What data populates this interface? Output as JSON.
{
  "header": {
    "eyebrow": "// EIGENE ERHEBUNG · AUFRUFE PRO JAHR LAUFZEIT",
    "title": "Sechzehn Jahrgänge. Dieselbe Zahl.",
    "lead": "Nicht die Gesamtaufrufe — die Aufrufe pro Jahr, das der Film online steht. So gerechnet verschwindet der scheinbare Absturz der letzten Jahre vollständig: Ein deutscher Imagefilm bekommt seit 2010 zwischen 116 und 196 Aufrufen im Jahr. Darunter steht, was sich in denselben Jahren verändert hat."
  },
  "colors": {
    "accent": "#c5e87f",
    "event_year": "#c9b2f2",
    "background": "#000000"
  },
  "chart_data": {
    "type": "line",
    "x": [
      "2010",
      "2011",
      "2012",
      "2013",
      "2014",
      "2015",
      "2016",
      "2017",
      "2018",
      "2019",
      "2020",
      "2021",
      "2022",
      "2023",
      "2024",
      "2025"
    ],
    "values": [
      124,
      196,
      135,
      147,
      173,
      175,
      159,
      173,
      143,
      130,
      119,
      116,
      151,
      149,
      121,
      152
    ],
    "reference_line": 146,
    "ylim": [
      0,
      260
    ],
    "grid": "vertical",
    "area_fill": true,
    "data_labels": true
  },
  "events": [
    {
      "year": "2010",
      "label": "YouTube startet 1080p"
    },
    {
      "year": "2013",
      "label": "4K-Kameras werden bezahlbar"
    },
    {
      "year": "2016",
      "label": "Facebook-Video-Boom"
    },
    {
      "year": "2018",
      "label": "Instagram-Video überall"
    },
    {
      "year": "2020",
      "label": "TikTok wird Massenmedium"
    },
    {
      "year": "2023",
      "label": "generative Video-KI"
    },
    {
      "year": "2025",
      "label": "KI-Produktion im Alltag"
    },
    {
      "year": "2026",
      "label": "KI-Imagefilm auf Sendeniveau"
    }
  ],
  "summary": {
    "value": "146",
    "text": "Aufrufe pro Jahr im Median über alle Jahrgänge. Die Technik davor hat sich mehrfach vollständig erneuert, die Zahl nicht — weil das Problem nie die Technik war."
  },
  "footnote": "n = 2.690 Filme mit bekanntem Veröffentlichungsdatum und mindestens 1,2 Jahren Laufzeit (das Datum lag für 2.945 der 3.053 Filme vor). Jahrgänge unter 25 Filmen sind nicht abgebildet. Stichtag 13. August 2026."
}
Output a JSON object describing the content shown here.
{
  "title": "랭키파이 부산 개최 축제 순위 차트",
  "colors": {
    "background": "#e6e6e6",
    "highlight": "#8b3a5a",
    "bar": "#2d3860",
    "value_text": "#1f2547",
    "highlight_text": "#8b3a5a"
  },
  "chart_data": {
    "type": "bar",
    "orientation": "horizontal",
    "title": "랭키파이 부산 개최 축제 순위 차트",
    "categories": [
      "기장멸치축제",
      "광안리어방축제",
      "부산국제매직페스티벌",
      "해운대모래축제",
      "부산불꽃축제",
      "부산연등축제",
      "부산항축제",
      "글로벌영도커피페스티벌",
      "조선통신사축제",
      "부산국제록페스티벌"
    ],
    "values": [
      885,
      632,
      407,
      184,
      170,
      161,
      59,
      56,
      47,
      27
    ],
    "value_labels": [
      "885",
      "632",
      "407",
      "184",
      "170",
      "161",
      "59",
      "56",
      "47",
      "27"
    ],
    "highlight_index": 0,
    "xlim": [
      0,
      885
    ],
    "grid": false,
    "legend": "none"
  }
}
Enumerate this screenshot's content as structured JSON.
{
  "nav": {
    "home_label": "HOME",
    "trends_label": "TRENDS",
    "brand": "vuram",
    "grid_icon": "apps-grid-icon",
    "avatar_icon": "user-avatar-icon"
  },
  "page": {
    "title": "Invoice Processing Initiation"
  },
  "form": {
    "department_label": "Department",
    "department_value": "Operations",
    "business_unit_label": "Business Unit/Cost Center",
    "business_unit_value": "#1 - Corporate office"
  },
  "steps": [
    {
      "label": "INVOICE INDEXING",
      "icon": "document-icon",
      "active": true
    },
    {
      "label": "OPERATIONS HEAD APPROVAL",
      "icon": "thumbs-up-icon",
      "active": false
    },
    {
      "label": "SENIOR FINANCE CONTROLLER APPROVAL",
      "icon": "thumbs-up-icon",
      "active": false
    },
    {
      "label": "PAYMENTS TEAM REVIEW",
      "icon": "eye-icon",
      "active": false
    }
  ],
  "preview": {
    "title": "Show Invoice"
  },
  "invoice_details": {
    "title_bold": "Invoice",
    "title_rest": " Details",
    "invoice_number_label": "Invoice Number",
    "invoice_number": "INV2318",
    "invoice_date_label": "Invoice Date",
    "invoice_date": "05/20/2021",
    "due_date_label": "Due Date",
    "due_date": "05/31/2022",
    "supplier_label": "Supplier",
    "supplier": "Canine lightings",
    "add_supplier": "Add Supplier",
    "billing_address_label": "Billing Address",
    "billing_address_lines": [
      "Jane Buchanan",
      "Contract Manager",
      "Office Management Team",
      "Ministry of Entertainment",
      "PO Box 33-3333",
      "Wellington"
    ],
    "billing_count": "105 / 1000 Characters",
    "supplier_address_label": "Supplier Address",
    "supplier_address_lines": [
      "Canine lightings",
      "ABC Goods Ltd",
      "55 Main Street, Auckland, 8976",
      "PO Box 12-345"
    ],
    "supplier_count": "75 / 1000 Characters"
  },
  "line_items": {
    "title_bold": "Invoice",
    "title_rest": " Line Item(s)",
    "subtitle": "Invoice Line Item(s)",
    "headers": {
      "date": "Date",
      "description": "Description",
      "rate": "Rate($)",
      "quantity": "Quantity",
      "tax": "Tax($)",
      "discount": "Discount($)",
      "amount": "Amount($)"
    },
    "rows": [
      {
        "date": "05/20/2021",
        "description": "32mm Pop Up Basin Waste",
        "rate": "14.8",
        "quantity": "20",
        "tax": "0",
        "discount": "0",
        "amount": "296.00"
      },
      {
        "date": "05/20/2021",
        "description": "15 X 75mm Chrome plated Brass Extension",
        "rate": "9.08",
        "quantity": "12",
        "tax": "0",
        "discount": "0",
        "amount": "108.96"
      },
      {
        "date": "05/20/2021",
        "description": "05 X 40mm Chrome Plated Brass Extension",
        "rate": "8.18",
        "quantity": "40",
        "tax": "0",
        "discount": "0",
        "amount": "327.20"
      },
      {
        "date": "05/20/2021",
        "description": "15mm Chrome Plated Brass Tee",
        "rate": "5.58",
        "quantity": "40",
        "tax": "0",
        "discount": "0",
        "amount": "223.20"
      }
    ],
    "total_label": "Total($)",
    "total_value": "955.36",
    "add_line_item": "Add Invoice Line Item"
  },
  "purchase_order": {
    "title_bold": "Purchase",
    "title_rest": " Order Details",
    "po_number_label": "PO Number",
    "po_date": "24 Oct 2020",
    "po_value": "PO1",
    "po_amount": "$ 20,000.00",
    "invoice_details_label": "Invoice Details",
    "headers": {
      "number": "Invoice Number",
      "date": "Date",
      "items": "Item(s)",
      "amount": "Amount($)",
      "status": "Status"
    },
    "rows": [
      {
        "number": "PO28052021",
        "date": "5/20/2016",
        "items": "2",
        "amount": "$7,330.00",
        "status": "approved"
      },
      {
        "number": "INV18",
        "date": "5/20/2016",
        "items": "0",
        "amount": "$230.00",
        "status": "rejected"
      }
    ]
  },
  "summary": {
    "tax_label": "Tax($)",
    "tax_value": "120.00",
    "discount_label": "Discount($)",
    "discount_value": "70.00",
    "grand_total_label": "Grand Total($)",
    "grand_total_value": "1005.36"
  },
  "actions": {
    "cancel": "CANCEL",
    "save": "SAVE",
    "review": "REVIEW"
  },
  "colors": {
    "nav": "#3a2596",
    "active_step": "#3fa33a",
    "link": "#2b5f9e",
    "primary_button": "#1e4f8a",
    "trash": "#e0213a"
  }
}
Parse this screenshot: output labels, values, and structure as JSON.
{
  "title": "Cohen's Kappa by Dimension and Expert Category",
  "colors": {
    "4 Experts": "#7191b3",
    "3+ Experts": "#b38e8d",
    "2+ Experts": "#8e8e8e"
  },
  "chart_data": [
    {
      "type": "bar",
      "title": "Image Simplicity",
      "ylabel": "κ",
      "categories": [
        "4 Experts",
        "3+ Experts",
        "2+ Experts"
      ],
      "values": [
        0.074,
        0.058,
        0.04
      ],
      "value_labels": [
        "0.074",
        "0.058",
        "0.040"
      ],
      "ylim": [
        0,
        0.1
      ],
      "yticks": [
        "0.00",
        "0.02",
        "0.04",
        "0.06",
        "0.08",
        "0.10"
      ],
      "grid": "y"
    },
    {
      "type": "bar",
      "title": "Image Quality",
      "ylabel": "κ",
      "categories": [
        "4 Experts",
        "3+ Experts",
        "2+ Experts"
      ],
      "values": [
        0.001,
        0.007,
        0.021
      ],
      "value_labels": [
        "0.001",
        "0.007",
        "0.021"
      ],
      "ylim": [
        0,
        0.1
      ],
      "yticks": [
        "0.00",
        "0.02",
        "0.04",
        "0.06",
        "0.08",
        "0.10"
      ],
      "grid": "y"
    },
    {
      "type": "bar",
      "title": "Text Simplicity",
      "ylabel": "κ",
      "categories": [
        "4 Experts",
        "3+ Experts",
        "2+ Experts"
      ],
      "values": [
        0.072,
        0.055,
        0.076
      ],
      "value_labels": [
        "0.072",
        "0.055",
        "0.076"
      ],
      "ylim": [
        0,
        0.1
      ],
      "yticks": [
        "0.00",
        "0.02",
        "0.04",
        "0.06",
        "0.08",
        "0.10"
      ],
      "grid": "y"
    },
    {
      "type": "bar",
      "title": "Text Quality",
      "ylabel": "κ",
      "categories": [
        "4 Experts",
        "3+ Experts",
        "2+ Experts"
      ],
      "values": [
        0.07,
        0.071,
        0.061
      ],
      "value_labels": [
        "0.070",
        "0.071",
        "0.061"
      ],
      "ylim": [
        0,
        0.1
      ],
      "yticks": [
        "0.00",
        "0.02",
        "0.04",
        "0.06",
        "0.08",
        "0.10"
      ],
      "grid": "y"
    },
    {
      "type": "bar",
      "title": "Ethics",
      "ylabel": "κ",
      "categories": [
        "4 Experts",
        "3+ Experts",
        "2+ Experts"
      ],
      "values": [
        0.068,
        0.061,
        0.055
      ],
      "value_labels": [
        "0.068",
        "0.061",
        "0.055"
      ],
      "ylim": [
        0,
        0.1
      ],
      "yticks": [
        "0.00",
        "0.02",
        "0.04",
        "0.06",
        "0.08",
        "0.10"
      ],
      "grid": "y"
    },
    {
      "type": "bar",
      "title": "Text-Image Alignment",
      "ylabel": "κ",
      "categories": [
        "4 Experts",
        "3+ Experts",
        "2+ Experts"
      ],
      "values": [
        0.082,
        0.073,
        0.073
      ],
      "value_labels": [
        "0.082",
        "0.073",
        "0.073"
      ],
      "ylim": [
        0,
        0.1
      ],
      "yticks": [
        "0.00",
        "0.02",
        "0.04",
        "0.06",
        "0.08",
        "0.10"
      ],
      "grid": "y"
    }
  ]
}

• _WHAT TO WORK ON_:
Check each line of the records above for "Imagefilm", and copy those that have it.

• _OUTPUT FOR THIS EXERCISE_:
    "lead": "Nicht die Gesamtaufrufe — die Aufrufe pro Jahr, das der Film online steht. So gerechnet verschwindet der scheinbare Absturz der letzten Jahre vollständig: Ein deutscher Imagefilm bekommt seit 2010 zwischen 116 und 196 Aufrufen im Jahr. Darunter steht, was sich in denselben Jahren verändert hat."
      "label": "KI-Imagefilm auf Sendeniveau"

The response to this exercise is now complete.